Figure dataset records:
--

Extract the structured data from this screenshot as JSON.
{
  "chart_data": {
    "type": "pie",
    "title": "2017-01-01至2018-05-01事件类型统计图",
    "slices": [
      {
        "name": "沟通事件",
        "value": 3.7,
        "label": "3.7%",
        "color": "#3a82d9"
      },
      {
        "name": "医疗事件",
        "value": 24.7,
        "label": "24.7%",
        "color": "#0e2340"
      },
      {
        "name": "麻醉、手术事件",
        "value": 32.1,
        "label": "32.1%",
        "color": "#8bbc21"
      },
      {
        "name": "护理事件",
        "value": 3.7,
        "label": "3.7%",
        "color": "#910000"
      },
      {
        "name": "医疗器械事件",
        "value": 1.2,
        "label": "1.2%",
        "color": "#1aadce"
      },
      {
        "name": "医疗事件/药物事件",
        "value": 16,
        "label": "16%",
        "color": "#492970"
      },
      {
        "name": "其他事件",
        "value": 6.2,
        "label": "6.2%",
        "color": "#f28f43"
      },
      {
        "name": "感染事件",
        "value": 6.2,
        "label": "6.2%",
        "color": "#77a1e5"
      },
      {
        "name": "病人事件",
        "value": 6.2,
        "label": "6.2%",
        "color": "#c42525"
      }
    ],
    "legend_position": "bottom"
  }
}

--

What is expected:
Write out the full listing exactly as given.

Solution for this task:
Extract the structured data from this screenshot as JSON.
{
  "chart_data": {
    "type": "pie",
    "title": "2017-01-01至2018-05-01事件类型统计图",
    "slices": [
      {
        "name": "沟通事件",
        "value": 3.7,
        "label": "3.7%",
        "color": "#3a82d9"
      },
      {
        "name": "医疗事件",
        "value": 24.7,
        "label": "24.7%",
        "color": "#0e2340"
      },
      {
        "name": "麻醉、手术事件",
        "value": 32.1,
        "label": "32.1%",
        "color": "#8bbc21"
      },
      {
        "name": "护理事件",
        "value": 3.7,
        "label": "3.7%",
        "color": "#910000"
      },
      {
        "name": "医疗器械事件",
        "value": 1.2,
        "label": "1.2%",
        "color": "#1aadce"
      },
      {
        "name": "医疗事件/药物事件",
        "value": 16,
        "label": "16%",
        "color": "#492970"
      },
      {
        "name": "其他事件",
        "value": 6.2,
        "label": "6.2%",
        "color": "#f28f43"
      },
      {
        "name": "感染事件",
        "value": 6.2,
        "label": "6.2%",
        "color": "#77a1e5"
      },
      {
        "name": "病人事件",
        "value": 6.2,
        "label": "6.2%",
        "color": "#c42525"
      }
    ],
    "legend_position": "bottom"
  }
}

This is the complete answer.